-- EXERCISE PROMPT --
Copy each line that contains the string "want".

-=-=-=-=-

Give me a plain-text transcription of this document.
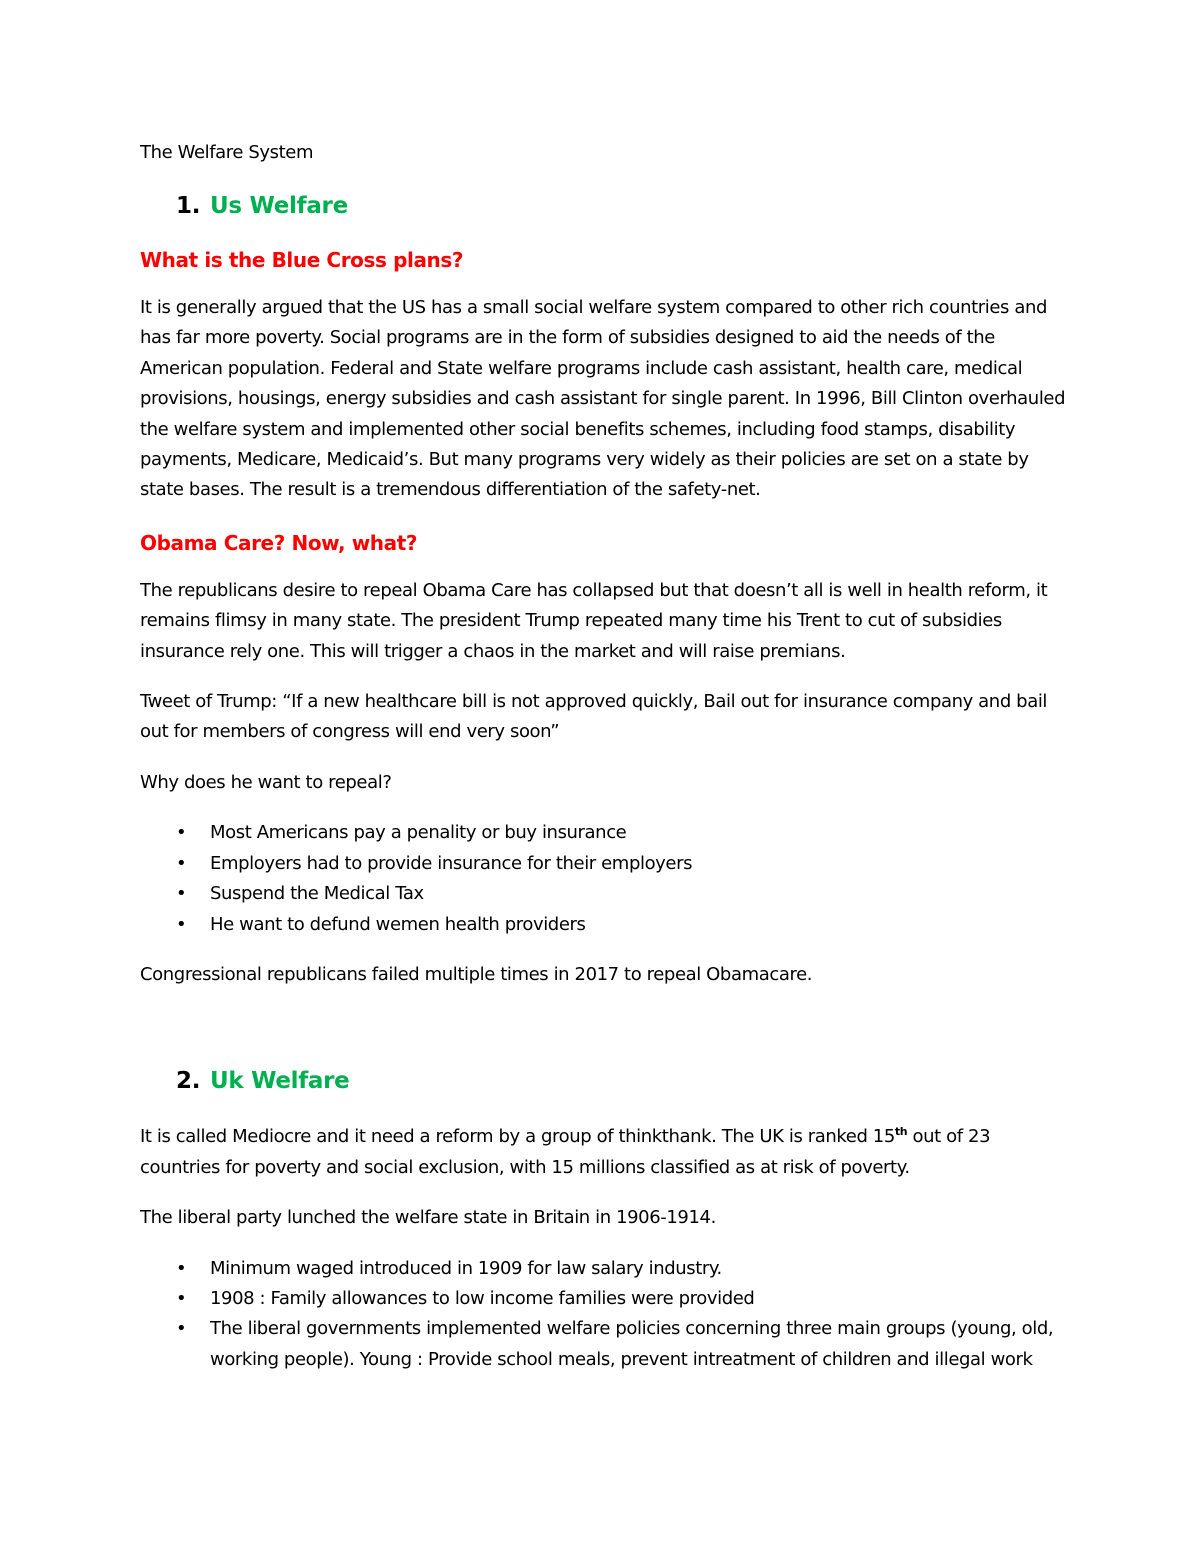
The Welfare System

1. Us Welfare

What is the Blue Cross plans?

It is generally argued that the US has a small social welfare system compared to other rich countries and has far more poverty. Social programs are in the form of subsidies designed to aid the needs of the American population. Federal and State welfare programs include cash assistant, health care, medical provisions, housings, energy subsidies and cash assistant for single parent. In 1996, Bill Clinton overhauled the welfare system and implemented other social benefits schemes, including food stamps, disability payments, Medicare, Medicaid’s. But many programs very widely as their policies are set on a state by state bases. The result is a tremendous differentiation of the safety-net.

Obama Care? Now, what?

The republicans desire to repeal Obama Care has collapsed but that doesn’t all is well in health reform, it remains flimsy in many state. The president Trump repeated many time his Trent to cut of subsidies insurance rely one. This will trigger a chaos in the market and will raise premians.

Tweet of Trump: “If a new healthcare bill is not approved quickly, Bail out for insurance company and bail out for members of congress will end very soon”

Why does he want to repeal?

•	Most Americans pay a penality or buy insurance
•	Employers had to provide insurance for their employers
•	Suspend the Medical Tax
•	He want to defund wemen health providers

Congressional republicans failed multiple times in 2017 to repeal Obamacare.

2. Uk Welfare

It is called Mediocre and it need a reform by a group of thinkthank. The UK is ranked 15th out of 23 countries for poverty and social exclusion, with 15 millions classified as at risk of poverty.

The liberal party lunched the welfare state in Britain in 1906-1914.

•	Minimum waged introduced in 1909 for law salary industry.
•	1908 : Family allowances to low income families were provided
•	The liberal governments implemented welfare policies concerning three main groups (young, old, working people). Young : Provide school meals, prevent intreatment of children and illegal work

-=-=-=-=-

-- THE RESPONSE --
Why does he want to repeal?
•	He want to defund wemen health providers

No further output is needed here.